[Dataset records]:

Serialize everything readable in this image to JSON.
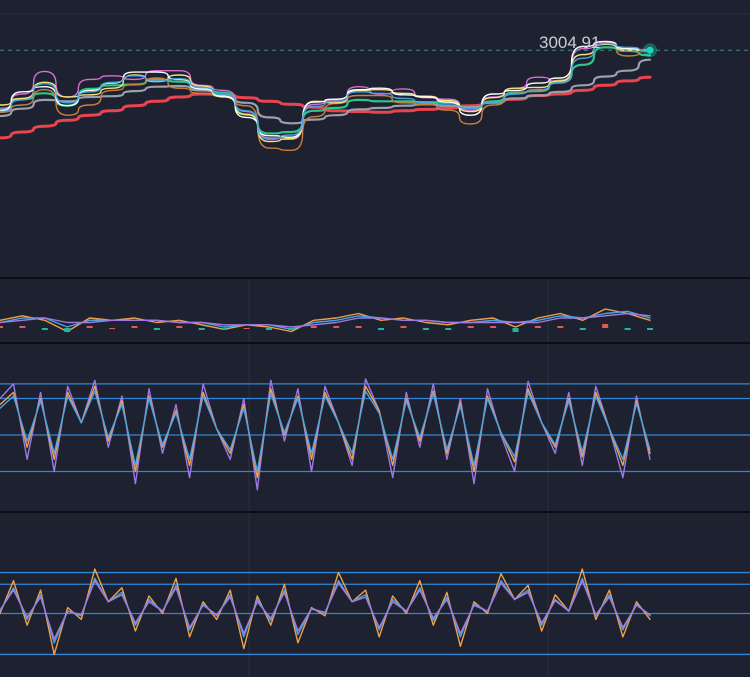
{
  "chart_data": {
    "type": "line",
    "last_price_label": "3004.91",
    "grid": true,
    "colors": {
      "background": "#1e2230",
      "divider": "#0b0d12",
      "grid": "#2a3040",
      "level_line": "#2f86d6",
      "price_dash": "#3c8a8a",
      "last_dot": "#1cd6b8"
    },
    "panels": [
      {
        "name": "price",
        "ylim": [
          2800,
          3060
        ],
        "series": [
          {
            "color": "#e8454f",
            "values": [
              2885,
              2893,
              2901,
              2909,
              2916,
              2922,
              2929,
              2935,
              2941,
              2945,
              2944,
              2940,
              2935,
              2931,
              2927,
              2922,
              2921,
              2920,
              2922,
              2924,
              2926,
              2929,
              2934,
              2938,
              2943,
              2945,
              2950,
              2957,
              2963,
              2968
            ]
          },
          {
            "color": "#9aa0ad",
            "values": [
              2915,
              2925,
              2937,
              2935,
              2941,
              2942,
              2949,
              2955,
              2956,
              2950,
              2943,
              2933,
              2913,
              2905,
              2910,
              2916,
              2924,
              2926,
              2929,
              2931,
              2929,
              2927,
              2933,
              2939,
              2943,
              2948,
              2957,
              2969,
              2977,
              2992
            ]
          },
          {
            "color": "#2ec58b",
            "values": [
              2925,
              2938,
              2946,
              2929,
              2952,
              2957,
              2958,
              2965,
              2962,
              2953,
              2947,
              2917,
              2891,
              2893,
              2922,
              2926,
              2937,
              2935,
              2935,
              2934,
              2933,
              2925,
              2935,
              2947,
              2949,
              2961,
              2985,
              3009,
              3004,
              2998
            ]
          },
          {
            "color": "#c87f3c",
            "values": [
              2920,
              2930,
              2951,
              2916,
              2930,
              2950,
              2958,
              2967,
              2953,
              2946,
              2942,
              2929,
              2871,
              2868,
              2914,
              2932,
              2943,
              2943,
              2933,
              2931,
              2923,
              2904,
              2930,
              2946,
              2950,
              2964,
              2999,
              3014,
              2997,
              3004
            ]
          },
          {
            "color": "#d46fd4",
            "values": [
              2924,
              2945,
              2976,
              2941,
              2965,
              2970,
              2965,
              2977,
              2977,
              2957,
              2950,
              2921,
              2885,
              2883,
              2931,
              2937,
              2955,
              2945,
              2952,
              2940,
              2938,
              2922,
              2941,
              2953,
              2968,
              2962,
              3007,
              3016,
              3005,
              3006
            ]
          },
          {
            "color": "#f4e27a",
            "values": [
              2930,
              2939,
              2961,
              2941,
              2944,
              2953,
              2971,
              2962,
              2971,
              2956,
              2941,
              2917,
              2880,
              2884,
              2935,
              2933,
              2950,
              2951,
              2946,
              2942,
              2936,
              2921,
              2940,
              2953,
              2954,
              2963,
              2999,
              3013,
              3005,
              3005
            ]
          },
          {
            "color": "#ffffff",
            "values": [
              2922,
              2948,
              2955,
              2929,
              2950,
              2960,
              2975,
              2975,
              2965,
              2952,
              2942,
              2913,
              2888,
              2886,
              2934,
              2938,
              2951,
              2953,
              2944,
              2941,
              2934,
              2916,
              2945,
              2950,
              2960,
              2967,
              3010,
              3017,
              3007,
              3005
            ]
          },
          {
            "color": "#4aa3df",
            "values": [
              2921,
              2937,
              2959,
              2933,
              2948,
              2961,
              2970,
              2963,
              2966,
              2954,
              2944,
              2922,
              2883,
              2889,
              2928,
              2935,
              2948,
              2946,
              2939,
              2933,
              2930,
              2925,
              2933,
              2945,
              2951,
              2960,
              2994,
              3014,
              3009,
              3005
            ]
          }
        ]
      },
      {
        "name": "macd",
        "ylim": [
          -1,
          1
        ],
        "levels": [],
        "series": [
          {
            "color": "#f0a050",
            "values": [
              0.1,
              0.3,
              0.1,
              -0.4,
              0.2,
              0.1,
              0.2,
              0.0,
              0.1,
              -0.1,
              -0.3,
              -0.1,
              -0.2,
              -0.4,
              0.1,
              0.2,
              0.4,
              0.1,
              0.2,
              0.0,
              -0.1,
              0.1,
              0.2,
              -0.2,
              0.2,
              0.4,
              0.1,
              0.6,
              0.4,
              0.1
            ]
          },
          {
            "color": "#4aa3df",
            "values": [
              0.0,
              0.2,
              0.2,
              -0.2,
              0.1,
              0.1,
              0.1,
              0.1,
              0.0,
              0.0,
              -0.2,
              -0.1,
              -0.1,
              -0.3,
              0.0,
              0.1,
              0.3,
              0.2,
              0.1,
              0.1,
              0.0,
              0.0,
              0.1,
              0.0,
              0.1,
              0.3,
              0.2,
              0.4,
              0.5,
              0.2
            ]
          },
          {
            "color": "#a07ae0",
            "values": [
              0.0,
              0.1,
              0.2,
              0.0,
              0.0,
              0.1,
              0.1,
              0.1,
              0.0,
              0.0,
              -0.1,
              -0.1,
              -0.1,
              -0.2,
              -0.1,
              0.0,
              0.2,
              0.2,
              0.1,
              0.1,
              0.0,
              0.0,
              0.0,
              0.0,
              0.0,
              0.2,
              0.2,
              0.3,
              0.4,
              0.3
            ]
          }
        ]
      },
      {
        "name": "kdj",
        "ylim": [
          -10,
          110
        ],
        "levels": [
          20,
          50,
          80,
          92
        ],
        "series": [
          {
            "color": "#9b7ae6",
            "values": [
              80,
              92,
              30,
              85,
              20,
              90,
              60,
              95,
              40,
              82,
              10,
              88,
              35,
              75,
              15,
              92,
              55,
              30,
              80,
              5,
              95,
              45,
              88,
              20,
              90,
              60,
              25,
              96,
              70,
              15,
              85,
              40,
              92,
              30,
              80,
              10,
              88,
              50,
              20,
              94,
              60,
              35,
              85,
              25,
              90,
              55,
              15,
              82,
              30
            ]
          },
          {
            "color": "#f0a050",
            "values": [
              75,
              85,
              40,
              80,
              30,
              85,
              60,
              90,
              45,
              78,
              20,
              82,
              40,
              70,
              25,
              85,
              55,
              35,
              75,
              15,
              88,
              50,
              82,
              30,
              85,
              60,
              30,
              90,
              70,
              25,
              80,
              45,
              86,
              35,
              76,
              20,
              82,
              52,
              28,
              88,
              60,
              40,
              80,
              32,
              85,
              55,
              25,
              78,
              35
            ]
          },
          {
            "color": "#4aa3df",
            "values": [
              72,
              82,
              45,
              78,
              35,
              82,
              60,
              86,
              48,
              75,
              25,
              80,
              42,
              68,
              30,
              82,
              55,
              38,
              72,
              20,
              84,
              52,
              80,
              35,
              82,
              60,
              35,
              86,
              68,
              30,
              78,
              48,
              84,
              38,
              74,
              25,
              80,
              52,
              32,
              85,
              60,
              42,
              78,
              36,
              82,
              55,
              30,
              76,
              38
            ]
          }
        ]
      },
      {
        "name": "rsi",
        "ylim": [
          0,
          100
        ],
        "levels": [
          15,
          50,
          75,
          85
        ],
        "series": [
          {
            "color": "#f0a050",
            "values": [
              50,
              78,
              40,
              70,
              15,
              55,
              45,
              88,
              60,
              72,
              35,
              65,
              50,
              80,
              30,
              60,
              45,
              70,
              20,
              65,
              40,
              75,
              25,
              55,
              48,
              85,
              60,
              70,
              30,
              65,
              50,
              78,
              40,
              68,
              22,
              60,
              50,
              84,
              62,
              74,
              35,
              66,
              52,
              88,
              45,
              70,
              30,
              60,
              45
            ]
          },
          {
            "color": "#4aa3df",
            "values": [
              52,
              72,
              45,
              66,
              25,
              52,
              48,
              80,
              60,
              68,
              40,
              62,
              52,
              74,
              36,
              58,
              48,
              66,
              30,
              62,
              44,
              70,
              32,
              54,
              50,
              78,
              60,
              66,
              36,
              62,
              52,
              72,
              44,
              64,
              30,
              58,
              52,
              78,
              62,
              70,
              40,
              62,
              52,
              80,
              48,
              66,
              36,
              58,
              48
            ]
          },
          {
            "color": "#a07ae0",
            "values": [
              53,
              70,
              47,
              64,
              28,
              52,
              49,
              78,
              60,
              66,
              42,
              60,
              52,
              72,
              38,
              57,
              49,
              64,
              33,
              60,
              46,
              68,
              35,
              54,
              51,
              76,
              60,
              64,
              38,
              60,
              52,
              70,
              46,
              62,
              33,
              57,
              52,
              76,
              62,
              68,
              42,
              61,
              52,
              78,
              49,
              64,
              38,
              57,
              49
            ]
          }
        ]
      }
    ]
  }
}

[Aim]:
Tell how many lines of the material above hold "name", answering with a bare number.

[Solution]:
4